- **STATED GOAL**:
Reproduce the entire listing below word for word, leaving out the pictures.

- **RECORD SET**:
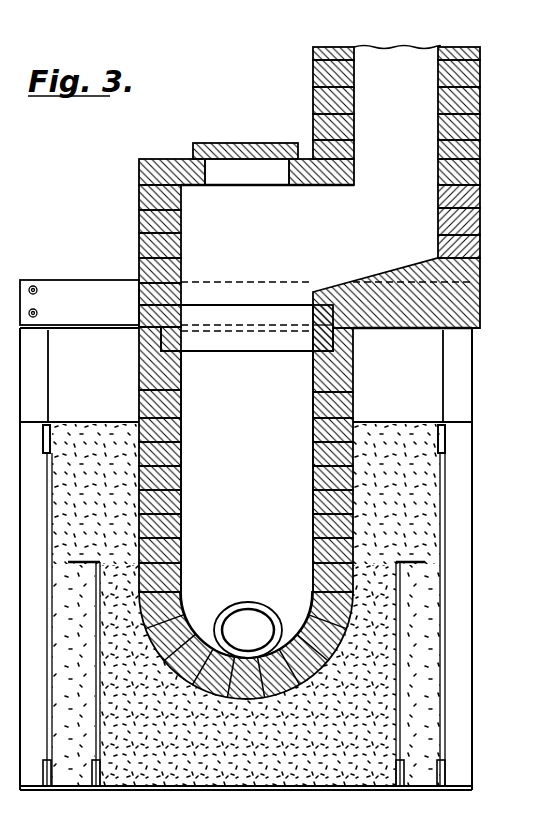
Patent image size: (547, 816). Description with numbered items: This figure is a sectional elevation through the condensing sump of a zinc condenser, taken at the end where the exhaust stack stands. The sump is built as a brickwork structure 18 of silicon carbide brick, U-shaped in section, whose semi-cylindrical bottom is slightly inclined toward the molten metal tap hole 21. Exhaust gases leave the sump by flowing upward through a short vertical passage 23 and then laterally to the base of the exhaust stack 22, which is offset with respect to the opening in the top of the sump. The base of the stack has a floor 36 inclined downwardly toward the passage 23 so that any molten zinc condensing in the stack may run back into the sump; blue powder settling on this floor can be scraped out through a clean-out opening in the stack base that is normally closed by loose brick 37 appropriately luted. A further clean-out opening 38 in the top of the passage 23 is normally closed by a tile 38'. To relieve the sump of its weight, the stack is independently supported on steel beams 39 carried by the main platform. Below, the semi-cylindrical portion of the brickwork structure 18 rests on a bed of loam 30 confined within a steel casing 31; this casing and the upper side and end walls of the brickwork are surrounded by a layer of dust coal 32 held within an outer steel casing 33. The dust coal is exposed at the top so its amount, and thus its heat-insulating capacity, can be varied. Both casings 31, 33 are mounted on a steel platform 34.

The brickwork structure 18 is at (172, 507).
The molten metal tap hole 21 is at (258, 612).
The exhaust stack 22 is at (412, 108).
The vertical passage 23 is at (247, 504).
The bed of loam 30 is at (348, 733).
The steel casing 31 is at (398, 697).
The layer of dust coal 32 is at (425, 600).
The steel casing 33 is at (447, 636).
The steel platform 34 is at (428, 792).
The floor 36 is at (388, 271).
The loose brick 37 is at (470, 222).
The clean-out opening 38 is at (267, 189).
The tile 38' is at (245, 130).
The steel beams 39 is at (255, 330).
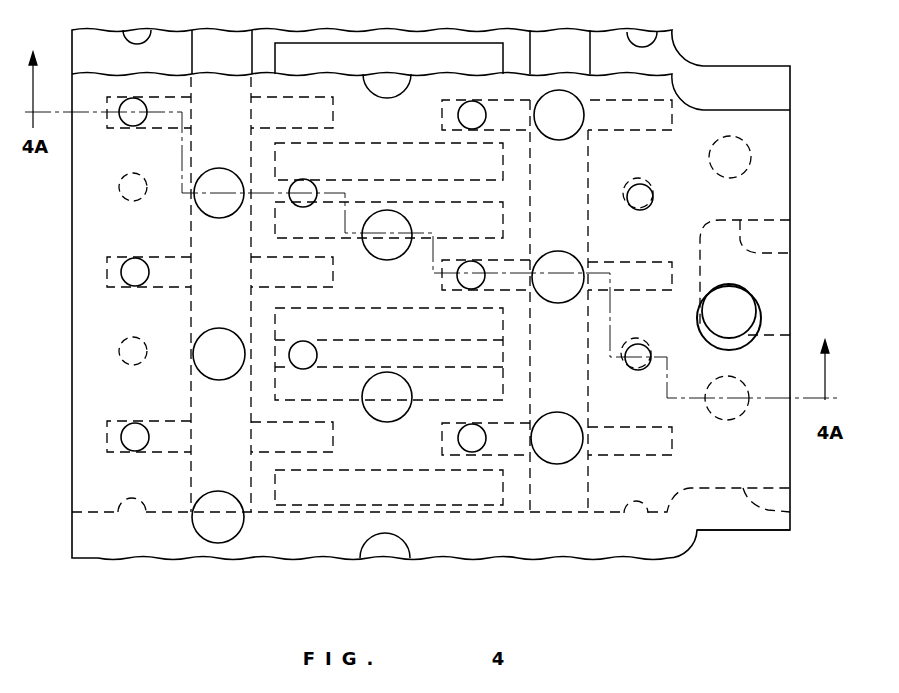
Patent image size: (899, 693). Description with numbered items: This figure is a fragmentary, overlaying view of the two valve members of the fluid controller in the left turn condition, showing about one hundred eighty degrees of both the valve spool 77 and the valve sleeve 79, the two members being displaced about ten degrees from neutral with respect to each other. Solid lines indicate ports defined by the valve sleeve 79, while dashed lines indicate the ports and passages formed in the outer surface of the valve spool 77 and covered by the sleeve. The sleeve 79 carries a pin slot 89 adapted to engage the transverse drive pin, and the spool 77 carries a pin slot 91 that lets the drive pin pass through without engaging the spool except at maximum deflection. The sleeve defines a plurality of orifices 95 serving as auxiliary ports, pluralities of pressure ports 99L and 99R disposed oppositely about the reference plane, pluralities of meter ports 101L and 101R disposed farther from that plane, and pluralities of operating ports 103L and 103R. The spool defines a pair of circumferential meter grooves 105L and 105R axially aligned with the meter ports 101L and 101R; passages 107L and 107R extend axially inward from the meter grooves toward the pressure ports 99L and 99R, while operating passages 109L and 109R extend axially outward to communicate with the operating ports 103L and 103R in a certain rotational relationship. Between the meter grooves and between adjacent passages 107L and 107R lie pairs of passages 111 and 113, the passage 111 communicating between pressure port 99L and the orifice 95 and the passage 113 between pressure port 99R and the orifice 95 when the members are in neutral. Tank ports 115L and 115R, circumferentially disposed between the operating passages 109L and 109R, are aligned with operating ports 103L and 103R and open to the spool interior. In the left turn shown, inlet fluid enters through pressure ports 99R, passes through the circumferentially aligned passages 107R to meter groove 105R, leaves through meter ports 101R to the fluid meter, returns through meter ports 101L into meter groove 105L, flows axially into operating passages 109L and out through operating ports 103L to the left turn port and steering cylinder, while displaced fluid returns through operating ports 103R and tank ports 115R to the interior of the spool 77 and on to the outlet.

The valve spool 77 is at (740, 67).
The valve sleeve 79 is at (718, 531).
The pin slot 89 is at (757, 318).
The pin slot 91 is at (790, 253).
The orifice 95 is at (382, 260).
The pressure port 99L is at (302, 343).
The pressure port 99R is at (470, 104).
The meter port 101L is at (217, 210).
The meter port 101R is at (561, 428).
The operating port 103L is at (128, 126).
The operating port 103R is at (637, 210).
The meter groove 105L is at (210, 97).
The meter groove 105R is at (580, 97).
The passage 107L is at (305, 113).
The passage 107R is at (455, 457).
The operating passage 109L is at (170, 272).
The operating passage 109R is at (680, 112).
The passage 111 is at (293, 50).
The passage 113 is at (389, 220).
The tank port 115L is at (122, 200).
The tank port 115R is at (630, 182).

- **THE RESPONSE**:
Patent image size: (547, 816). Description with numbered items: This figure is a sectional elevation through the condensing sump of a zinc condenser, taken at the end where the exhaust stack stands. The sump is built as a brickwork structure 18 of silicon carbide brick, U-shaped in section, whose semi-cylindrical bottom is slightly inclined toward the molten metal tap hole 21. Exhaust gases leave the sump by flowing upward through a short vertical passage 23 and then laterally to the base of the exhaust stack 22, which is offset with respect to the opening in the top of the sump. The base of the stack has a floor 36 inclined downwardly toward the passage 23 so that any molten zinc condensing in the stack may run back into the sump; blue powder settling on this floor can be scraped out through a clean-out opening in the stack base that is normally closed by loose brick 37 appropriately luted. A further clean-out opening 38 in the top of the passage 23 is normally closed by a tile 38'. To relieve the sump of its weight, the stack is independently supported on steel beams 39 carried by the main platform. Below, the semi-cylindrical portion of the brickwork structure 18 rests on a bed of loam 30 confined within a steel casing 31; this casing and the upper side and end walls of the brickwork are surrounded by a layer of dust coal 32 held within an outer steel casing 33. The dust coal is exposed at the top so its amount, and thus its heat-insulating capacity, can be varied. Both casings 31, 33 are mounted on a steel platform 34.

The brickwork structure 18 is at (172, 507).
The molten metal tap hole 21 is at (258, 612).
The exhaust stack 22 is at (412, 108).
The vertical passage 23 is at (247, 504).
The bed of loam 30 is at (348, 733).
The steel casing 31 is at (398, 697).
The layer of dust coal 32 is at (425, 600).
The steel casing 33 is at (447, 636).
The steel platform 34 is at (428, 792).
The floor 36 is at (388, 271).
The loose brick 37 is at (470, 222).
The clean-out opening 38 is at (267, 189).
The tile 38' is at (245, 130).
The steel beams 39 is at (255, 330).
Patent image size: (899, 693). Description with numbered items: This figure is a fragmentary, overlaying view of the two valve members of the fluid controller in the left turn condition, showing about one hundred eighty degrees of both the valve spool 77 and the valve sleeve 79, the two members being displaced about ten degrees from neutral with respect to each other. Solid lines indicate ports defined by the valve sleeve 79, while dashed lines indicate the ports and passages formed in the outer surface of the valve spool 77 and covered by the sleeve. The sleeve 79 carries a pin slot 89 adapted to engage the transverse drive pin, and the spool 77 carries a pin slot 91 that lets the drive pin pass through without engaging the spool except at maximum deflection. The sleeve defines a plurality of orifices 95 serving as auxiliary ports, pluralities of pressure ports 99L and 99R disposed oppositely about the reference plane, pluralities of meter ports 101L and 101R disposed farther from that plane, and pluralities of operating ports 103L and 103R. The spool defines a pair of circumferential meter grooves 105L and 105R axially aligned with the meter ports 101L and 101R; passages 107L and 107R extend axially inward from the meter grooves toward the pressure ports 99L and 99R, while operating passages 109L and 109R extend axially outward to communicate with the operating ports 103L and 103R in a certain rotational relationship. Between the meter grooves and between adjacent passages 107L and 107R lie pairs of passages 111 and 113, the passage 111 communicating between pressure port 99L and the orifice 95 and the passage 113 between pressure port 99R and the orifice 95 when the members are in neutral. Tank ports 115L and 115R, circumferentially disposed between the operating passages 109L and 109R, are aligned with operating ports 103L and 103R and open to the spool interior. In the left turn shown, inlet fluid enters through pressure ports 99R, passes through the circumferentially aligned passages 107R to meter groove 105R, leaves through meter ports 101R to the fluid meter, returns through meter ports 101L into meter groove 105L, flows axially into operating passages 109L and out through operating ports 103L to the left turn port and steering cylinder, while displaced fluid returns through operating ports 103R and tank ports 115R to the interior of the spool 77 and on to the outlet.

The valve spool 77 is at (740, 67).
The valve sleeve 79 is at (718, 531).
The pin slot 89 is at (757, 318).
The pin slot 91 is at (790, 253).
The orifice 95 is at (382, 260).
The pressure port 99L is at (302, 343).
The pressure port 99R is at (470, 104).
The meter port 101L is at (217, 210).
The meter port 101R is at (561, 428).
The operating port 103L is at (128, 126).
The operating port 103R is at (637, 210).
The meter groove 105L is at (210, 97).
The meter groove 105R is at (580, 97).
The passage 107L is at (305, 113).
The passage 107R is at (455, 457).
The operating passage 109L is at (170, 272).
The operating passage 109R is at (680, 112).
The passage 111 is at (293, 50).
The passage 113 is at (389, 220).
The tank port 115L is at (122, 200).
The tank port 115R is at (630, 182).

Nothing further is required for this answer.